** start of MATERIAL FOR THIS EXERCISE **
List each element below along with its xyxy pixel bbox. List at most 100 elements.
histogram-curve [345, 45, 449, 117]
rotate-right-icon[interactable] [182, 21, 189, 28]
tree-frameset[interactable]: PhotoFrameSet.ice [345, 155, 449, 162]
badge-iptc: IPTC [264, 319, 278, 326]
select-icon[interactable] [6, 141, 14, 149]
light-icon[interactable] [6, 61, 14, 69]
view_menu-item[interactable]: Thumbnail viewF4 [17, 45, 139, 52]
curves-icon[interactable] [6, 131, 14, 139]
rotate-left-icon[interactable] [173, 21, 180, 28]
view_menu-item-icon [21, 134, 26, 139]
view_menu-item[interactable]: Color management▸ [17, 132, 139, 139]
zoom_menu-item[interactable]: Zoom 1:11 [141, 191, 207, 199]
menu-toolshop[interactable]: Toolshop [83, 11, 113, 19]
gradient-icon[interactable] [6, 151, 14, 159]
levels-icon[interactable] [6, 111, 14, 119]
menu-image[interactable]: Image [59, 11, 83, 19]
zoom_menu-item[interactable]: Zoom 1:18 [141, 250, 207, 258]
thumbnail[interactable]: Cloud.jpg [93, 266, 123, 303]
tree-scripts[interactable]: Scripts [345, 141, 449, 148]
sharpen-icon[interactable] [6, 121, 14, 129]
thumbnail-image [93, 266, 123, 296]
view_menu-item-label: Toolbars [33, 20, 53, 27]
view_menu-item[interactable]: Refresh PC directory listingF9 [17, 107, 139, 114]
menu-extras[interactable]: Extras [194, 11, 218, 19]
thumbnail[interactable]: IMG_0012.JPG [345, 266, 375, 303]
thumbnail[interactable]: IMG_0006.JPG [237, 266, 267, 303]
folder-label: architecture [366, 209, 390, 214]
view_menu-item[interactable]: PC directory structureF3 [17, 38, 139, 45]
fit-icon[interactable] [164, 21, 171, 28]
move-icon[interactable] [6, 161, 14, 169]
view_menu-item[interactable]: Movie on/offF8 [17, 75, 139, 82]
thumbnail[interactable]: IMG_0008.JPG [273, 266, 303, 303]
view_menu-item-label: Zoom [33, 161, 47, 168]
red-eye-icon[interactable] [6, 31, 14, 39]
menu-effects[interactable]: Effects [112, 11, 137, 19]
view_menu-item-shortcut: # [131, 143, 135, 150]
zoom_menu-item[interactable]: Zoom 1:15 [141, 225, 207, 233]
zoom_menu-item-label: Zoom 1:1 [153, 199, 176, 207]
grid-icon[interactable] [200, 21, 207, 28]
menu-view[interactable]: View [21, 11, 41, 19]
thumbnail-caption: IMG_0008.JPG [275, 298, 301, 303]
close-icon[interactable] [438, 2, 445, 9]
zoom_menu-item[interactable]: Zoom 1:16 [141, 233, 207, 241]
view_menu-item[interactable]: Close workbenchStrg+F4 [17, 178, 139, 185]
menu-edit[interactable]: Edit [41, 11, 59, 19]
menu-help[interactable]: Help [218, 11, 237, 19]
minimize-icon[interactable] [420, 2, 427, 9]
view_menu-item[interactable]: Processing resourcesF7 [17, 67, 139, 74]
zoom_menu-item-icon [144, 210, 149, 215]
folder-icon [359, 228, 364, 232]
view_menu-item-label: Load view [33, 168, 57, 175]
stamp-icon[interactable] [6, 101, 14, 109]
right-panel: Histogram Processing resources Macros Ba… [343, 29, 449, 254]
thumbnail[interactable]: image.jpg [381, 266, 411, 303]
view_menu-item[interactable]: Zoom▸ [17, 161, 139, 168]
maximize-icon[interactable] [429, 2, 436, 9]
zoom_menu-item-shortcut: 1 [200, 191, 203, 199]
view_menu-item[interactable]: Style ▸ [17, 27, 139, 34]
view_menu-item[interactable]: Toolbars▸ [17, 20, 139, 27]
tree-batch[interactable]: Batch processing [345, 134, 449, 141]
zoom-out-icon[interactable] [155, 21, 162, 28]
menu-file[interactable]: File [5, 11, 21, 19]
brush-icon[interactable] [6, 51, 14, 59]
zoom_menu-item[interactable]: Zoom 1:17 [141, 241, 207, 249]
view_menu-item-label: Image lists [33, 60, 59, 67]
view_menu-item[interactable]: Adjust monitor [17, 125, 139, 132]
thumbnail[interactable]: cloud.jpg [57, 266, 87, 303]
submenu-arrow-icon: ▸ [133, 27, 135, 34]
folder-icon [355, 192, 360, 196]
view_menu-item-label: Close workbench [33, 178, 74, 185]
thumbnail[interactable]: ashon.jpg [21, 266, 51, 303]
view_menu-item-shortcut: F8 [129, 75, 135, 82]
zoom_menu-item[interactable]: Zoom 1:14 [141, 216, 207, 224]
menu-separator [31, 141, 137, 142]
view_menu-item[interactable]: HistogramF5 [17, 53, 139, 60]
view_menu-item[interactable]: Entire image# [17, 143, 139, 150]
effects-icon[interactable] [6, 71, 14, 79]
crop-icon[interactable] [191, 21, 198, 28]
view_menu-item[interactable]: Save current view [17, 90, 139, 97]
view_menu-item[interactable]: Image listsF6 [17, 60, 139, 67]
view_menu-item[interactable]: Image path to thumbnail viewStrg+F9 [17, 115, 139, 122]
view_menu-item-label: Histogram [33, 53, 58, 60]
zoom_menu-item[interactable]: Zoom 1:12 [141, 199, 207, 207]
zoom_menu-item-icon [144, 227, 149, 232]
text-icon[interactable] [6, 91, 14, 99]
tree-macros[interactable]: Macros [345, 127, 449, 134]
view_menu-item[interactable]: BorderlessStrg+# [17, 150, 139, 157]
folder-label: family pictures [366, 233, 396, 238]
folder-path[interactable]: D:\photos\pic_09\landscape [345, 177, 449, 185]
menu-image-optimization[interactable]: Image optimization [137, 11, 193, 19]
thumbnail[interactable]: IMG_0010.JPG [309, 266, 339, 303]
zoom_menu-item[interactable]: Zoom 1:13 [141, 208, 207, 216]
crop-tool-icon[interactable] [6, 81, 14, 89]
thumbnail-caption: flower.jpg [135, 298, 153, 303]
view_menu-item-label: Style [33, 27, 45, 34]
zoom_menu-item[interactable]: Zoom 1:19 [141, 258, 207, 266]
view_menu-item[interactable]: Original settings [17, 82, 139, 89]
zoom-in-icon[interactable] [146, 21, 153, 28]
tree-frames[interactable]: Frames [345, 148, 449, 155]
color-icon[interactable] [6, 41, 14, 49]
** end of MATERIAL FOR THIS EXERCISE **
_PROBLEM REQUIREMENTS_: Output every line of the records above verbatim, keeping each character unchanged.

_EXPECTED ANSWER_:
List each element below along with its xyxy pixel bbox. List at most 100 elements.
histogram-curve [345, 45, 449, 117]
rotate-right-icon[interactable] [182, 21, 189, 28]
tree-frameset[interactable]: PhotoFrameSet.ice [345, 155, 449, 162]
badge-iptc: IPTC [264, 319, 278, 326]
select-icon[interactable] [6, 141, 14, 149]
light-icon[interactable] [6, 61, 14, 69]
view_menu-item[interactable]: Thumbnail viewF4 [17, 45, 139, 52]
curves-icon[interactable] [6, 131, 14, 139]
rotate-left-icon[interactable] [173, 21, 180, 28]
view_menu-item-icon [21, 134, 26, 139]
view_menu-item[interactable]: Color management▸ [17, 132, 139, 139]
zoom_menu-item[interactable]: Zoom 1:11 [141, 191, 207, 199]
menu-toolshop[interactable]: Toolshop [83, 11, 113, 19]
gradient-icon[interactable] [6, 151, 14, 159]
levels-icon[interactable] [6, 111, 14, 119]
menu-image[interactable]: Image [59, 11, 83, 19]
zoom_menu-item[interactable]: Zoom 1:18 [141, 250, 207, 258]
thumbnail[interactable]: Cloud.jpg [93, 266, 123, 303]
tree-scripts[interactable]: Scripts [345, 141, 449, 148]
sharpen-icon[interactable] [6, 121, 14, 129]
thumbnail-image [93, 266, 123, 296]
view_menu-item-label: Toolbars [33, 20, 53, 27]
view_menu-item[interactable]: Refresh PC directory listingF9 [17, 107, 139, 114]
menu-extras[interactable]: Extras [194, 11, 218, 19]
thumbnail[interactable]: IMG_0012.JPG [345, 266, 375, 303]
thumbnail[interactable]: IMG_0006.JPG [237, 266, 267, 303]
folder-label: architecture [366, 209, 390, 214]
view_menu-item[interactable]: PC directory structureF3 [17, 38, 139, 45]
fit-icon[interactable] [164, 21, 171, 28]
move-icon[interactable] [6, 161, 14, 169]
view_menu-item[interactable]: Movie on/offF8 [17, 75, 139, 82]
thumbnail[interactable]: IMG_0008.JPG [273, 266, 303, 303]
view_menu-item-label: Zoom [33, 161, 47, 168]
red-eye-icon[interactable] [6, 31, 14, 39]
menu-effects[interactable]: Effects [112, 11, 137, 19]
view_menu-item-shortcut: # [131, 143, 135, 150]
zoom_menu-item[interactable]: Zoom 1:15 [141, 225, 207, 233]
zoom_menu-item-label: Zoom 1:1 [153, 199, 176, 207]
grid-icon[interactable] [200, 21, 207, 28]
menu-view[interactable]: View [21, 11, 41, 19]
thumbnail-caption: IMG_0008.JPG [275, 298, 301, 303]
close-icon[interactable] [438, 2, 445, 9]
zoom_menu-item[interactable]: Zoom 1:16 [141, 233, 207, 241]
view_menu-item[interactable]: Close workbenchStrg+F4 [17, 178, 139, 185]
menu-edit[interactable]: Edit [41, 11, 59, 19]
menu-help[interactable]: Help [218, 11, 237, 19]
minimize-icon[interactable] [420, 2, 427, 9]
view_menu-item[interactable]: Processing resourcesF7 [17, 67, 139, 74]
zoom_menu-item-icon [144, 210, 149, 215]
folder-icon [359, 228, 364, 232]
view_menu-item-label: Load view [33, 168, 57, 175]
stamp-icon[interactable] [6, 101, 14, 109]
right-panel: Histogram Processing resources Macros Ba… [343, 29, 449, 254]
thumbnail[interactable]: image.jpg [381, 266, 411, 303]
view_menu-item[interactable]: Zoom▸ [17, 161, 139, 168]
maximize-icon[interactable] [429, 2, 436, 9]
zoom_menu-item-shortcut: 1 [200, 191, 203, 199]
view_menu-item[interactable]: Style ▸ [17, 27, 139, 34]
view_menu-item[interactable]: Toolbars▸ [17, 20, 139, 27]
tree-batch[interactable]: Batch processing [345, 134, 449, 141]
zoom-out-icon[interactable] [155, 21, 162, 28]
menu-file[interactable]: File [5, 11, 21, 19]
brush-icon[interactable] [6, 51, 14, 59]
zoom_menu-item[interactable]: Zoom 1:17 [141, 241, 207, 249]
view_menu-item-label: Image lists [33, 60, 59, 67]
view_menu-item[interactable]: Adjust monitor [17, 125, 139, 132]
thumbnail[interactable]: cloud.jpg [57, 266, 87, 303]
submenu-arrow-icon: ▸ [133, 27, 135, 34]
folder-icon [355, 192, 360, 196]
view_menu-item-label: Close workbench [33, 178, 74, 185]
thumbnail[interactable]: ashon.jpg [21, 266, 51, 303]
view_menu-item-shortcut: F8 [129, 75, 135, 82]
zoom_menu-item[interactable]: Zoom 1:14 [141, 216, 207, 224]
menu-separator [31, 141, 137, 142]
view_menu-item[interactable]: HistogramF5 [17, 53, 139, 60]
view_menu-item[interactable]: Entire image# [17, 143, 139, 150]
effects-icon[interactable] [6, 71, 14, 79]
crop-icon[interactable] [191, 21, 198, 28]
view_menu-item[interactable]: Save current view [17, 90, 139, 97]
view_menu-item[interactable]: Image listsF6 [17, 60, 139, 67]
view_menu-item[interactable]: Image path to thumbnail viewStrg+F9 [17, 115, 139, 122]
view_menu-item-label: Histogram [33, 53, 58, 60]
zoom_menu-item[interactable]: Zoom 1:12 [141, 199, 207, 207]
zoom_menu-item-icon [144, 227, 149, 232]
text-icon[interactable] [6, 91, 14, 99]
tree-macros[interactable]: Macros [345, 127, 449, 134]
view_menu-item[interactable]: BorderlessStrg+# [17, 150, 139, 157]
folder-label: family pictures [366, 233, 396, 238]
folder-path[interactable]: D:\photos\pic_09\landscape [345, 177, 449, 185]
menu-image-optimization[interactable]: Image optimization [137, 11, 193, 19]
thumbnail[interactable]: IMG_0010.JPG [309, 266, 339, 303]
zoom_menu-item[interactable]: Zoom 1:13 [141, 208, 207, 216]
crop-tool-icon[interactable] [6, 81, 14, 89]
thumbnail-caption: flower.jpg [135, 298, 153, 303]
view_menu-item-label: Style [33, 27, 45, 34]
zoom_menu-item[interactable]: Zoom 1:19 [141, 258, 207, 266]
view_menu-item[interactable]: Original settings [17, 82, 139, 89]
zoom-in-icon[interactable] [146, 21, 153, 28]
tree-frames[interactable]: Frames [345, 148, 449, 155]
color-icon[interactable] [6, 41, 14, 49]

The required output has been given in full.